TASK TO COMPLETE:
Only lines holding the string "title" are wanted; copy each one from the material.

PROVIDED RECORDS:
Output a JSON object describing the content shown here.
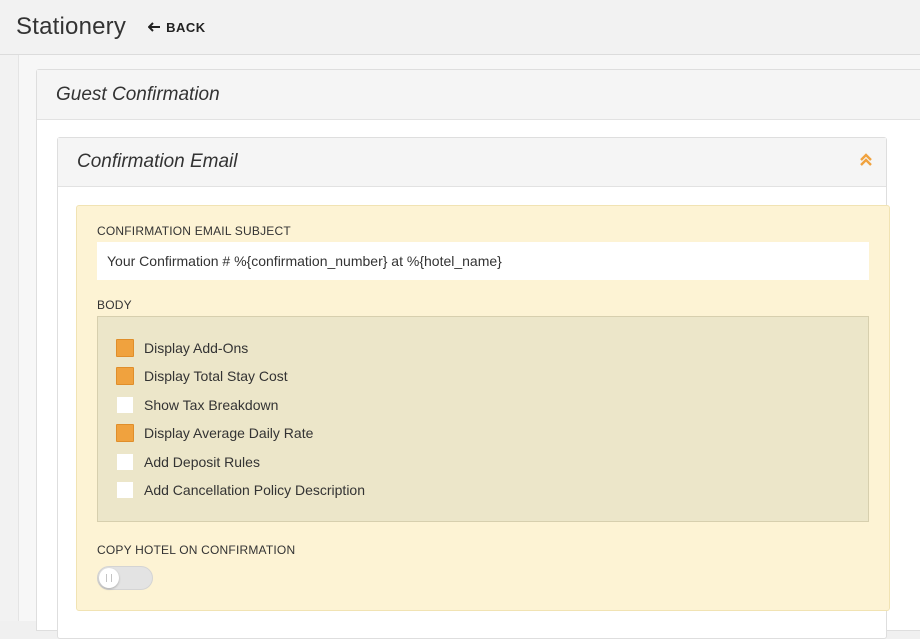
{
  "header": {
    "title": "Stationery",
    "back_label": "BACK"
  },
  "guest_panel": {
    "title": "Guest Confirmation"
  },
  "email_card": {
    "title": "Confirmation Email",
    "collapse_icon": "chevron-double-up-icon",
    "accent_color": "#f0a23e"
  },
  "subject": {
    "label": "CONFIRMATION EMAIL SUBJECT",
    "value": "Your Confirmation # %{confirmation_number} at %{hotel_name}"
  },
  "body": {
    "label": "BODY",
    "options": [
      {
        "label": "Display Add-Ons",
        "checked": true
      },
      {
        "label": "Display Total Stay Cost",
        "checked": true
      },
      {
        "label": "Show Tax Breakdown",
        "checked": false
      },
      {
        "label": "Display Average Daily Rate",
        "checked": true
      },
      {
        "label": "Add Deposit Rules",
        "checked": false
      },
      {
        "label": "Add Cancellation Policy Description",
        "checked": false
      }
    ]
  },
  "copy_hotel": {
    "label": "COPY HOTEL ON CONFIRMATION",
    "enabled": false
  }
}
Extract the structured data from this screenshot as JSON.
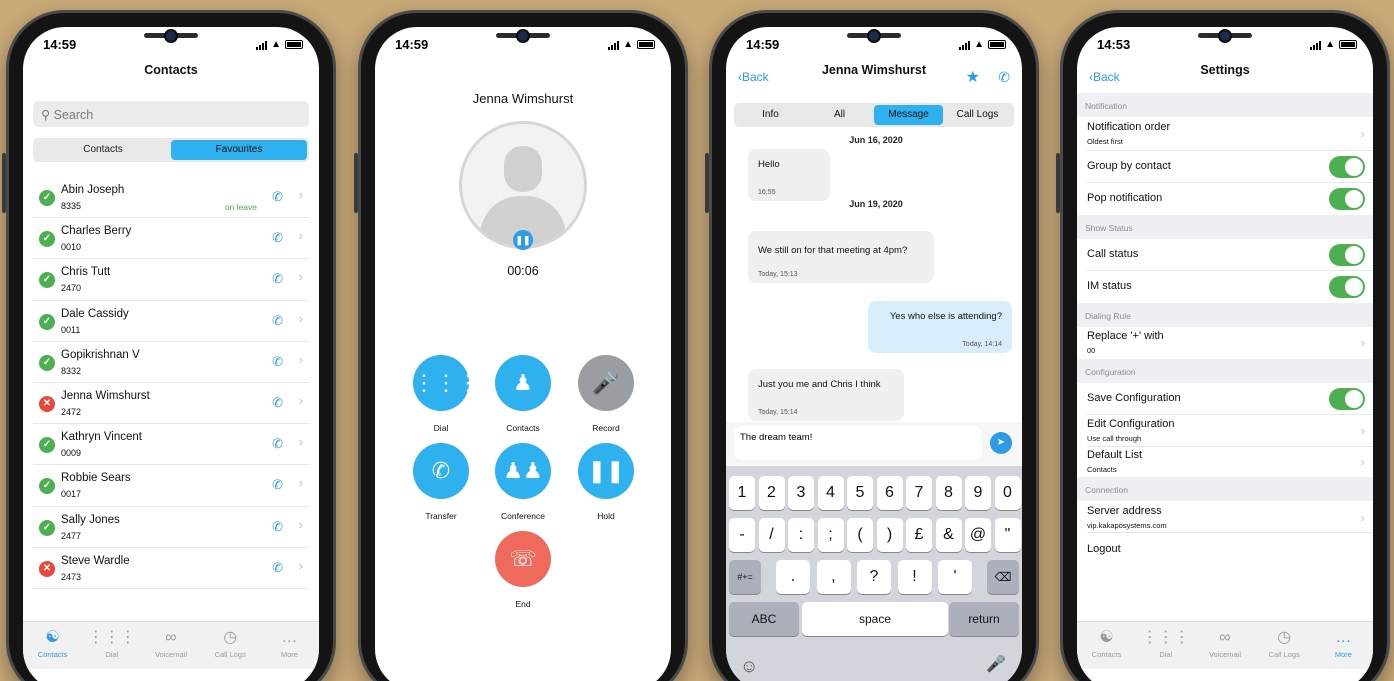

REPLY:
    "title": "Stationery",
    "title": "Guest Confirmation"
    "title": "Confirmation Email",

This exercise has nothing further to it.